What you have to do:
Would you pull out every line of the material that contains the string "from"?

========================================================================

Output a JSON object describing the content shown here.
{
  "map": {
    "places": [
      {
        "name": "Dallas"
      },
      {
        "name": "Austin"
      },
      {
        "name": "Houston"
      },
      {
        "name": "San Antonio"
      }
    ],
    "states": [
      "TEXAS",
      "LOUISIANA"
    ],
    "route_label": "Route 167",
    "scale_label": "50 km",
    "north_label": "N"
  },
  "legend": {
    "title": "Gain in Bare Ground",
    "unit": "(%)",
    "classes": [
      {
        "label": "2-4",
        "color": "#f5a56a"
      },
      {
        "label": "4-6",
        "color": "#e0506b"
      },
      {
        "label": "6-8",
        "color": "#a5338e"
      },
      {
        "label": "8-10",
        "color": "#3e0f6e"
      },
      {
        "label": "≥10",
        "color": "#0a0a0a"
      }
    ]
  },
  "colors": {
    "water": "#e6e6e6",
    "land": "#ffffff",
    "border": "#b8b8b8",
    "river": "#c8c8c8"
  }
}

========================================================================

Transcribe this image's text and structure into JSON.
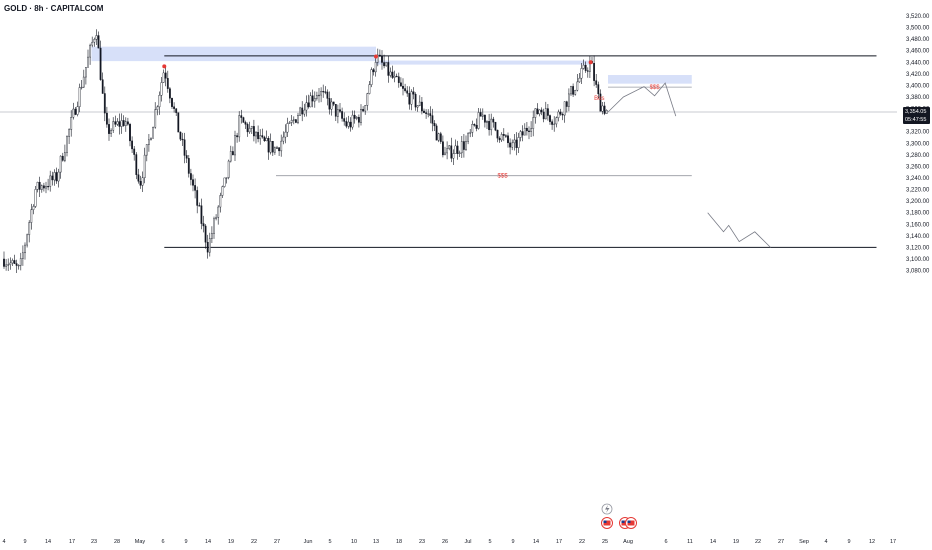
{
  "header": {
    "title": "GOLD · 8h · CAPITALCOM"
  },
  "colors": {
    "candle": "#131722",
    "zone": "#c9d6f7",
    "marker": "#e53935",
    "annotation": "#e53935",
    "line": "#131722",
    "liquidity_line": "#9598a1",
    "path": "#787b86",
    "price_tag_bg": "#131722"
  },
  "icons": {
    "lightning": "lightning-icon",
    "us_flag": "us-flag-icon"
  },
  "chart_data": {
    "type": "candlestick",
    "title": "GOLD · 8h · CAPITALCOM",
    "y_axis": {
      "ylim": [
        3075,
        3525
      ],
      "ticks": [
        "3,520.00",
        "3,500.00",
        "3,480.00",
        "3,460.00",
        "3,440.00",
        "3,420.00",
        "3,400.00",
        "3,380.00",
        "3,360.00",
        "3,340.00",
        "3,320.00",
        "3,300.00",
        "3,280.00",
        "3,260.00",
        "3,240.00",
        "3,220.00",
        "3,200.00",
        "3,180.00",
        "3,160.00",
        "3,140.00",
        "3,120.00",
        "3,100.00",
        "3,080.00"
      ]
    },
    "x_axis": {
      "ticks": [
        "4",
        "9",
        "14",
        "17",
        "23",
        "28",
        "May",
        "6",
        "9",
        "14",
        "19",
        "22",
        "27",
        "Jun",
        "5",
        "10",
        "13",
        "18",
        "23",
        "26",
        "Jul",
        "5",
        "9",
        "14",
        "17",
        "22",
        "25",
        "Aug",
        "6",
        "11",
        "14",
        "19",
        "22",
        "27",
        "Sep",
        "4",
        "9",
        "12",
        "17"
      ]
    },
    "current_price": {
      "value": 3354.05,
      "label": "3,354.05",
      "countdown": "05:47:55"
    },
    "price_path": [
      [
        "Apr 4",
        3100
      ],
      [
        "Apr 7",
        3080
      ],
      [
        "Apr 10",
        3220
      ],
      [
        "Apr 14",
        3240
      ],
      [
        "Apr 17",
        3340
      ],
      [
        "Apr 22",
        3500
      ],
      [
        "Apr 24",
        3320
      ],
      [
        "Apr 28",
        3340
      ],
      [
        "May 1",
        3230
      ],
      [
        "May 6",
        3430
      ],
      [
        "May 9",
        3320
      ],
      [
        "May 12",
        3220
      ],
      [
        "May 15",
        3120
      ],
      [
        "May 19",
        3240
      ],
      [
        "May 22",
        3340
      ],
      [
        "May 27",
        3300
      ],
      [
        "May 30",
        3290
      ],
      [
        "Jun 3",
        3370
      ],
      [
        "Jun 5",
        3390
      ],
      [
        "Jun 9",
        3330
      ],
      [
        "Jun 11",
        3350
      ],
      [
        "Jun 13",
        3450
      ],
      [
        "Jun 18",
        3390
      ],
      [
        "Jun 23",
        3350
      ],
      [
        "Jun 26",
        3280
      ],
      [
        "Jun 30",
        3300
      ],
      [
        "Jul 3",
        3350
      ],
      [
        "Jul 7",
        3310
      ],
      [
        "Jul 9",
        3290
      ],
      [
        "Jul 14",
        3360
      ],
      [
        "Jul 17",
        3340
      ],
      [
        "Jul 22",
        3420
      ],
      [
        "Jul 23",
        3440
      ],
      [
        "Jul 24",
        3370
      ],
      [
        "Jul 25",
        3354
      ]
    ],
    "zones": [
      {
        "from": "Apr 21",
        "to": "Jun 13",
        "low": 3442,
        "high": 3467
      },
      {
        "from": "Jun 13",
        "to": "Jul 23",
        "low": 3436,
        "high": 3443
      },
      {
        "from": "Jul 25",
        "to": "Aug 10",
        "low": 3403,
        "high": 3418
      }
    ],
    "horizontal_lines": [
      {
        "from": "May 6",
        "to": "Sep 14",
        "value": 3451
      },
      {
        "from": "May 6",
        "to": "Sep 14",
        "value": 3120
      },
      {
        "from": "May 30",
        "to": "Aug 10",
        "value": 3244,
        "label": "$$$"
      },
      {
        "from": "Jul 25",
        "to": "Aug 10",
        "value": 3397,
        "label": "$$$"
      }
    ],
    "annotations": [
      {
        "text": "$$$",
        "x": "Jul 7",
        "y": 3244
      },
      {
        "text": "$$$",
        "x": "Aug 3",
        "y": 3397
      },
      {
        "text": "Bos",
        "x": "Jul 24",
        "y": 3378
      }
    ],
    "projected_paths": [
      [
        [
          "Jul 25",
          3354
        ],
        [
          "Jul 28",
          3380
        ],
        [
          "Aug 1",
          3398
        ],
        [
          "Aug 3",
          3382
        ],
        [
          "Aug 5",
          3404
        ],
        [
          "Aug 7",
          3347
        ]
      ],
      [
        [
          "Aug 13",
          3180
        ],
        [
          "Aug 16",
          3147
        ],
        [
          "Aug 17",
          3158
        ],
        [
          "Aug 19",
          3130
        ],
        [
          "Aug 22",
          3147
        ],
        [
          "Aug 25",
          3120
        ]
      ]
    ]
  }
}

========================================================================

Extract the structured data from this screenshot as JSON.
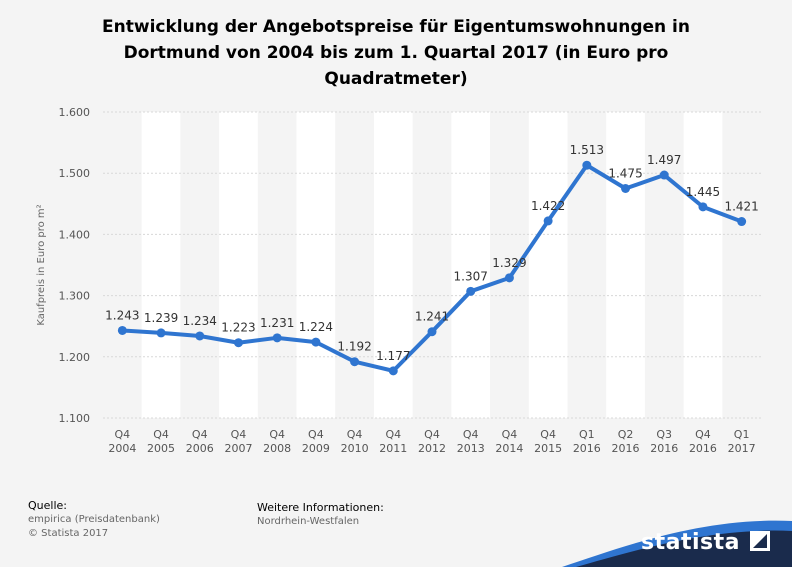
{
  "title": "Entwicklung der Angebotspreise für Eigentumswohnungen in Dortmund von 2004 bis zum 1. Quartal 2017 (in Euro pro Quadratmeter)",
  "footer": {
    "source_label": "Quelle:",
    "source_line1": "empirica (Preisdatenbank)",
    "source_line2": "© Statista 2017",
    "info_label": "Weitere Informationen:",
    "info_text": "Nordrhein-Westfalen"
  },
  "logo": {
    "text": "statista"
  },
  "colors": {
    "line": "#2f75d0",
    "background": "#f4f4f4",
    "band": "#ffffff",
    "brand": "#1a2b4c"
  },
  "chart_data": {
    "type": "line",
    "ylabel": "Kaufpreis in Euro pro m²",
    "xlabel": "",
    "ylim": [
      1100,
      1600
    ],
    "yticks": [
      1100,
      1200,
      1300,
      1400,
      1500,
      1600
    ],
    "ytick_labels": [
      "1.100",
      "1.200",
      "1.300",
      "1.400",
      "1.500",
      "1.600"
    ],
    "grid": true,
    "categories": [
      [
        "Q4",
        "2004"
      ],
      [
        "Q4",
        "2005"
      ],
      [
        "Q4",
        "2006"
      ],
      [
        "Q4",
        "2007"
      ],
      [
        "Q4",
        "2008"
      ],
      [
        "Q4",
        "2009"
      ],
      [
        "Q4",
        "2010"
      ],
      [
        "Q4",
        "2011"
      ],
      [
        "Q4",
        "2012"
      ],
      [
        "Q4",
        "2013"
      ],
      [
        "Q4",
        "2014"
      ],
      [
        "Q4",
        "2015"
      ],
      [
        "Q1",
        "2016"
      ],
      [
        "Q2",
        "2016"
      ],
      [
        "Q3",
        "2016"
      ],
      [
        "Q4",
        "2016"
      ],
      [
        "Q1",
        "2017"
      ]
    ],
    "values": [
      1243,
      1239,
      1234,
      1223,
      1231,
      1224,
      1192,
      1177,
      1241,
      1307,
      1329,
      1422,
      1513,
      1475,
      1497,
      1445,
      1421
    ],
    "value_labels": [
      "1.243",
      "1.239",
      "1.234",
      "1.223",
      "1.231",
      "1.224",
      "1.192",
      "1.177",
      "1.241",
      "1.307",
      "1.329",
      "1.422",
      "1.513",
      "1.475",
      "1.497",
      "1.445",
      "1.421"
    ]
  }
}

========================================================================

Task answer:
        "from": "Apr 21",
        "from": "Jun 13",
        "from": "Jul 25",
        "from": "May 6",
        "from": "May 6",
        "from": "May 30",
        "from": "Jul 25",
Extract the structured data from this screenshot as JSON.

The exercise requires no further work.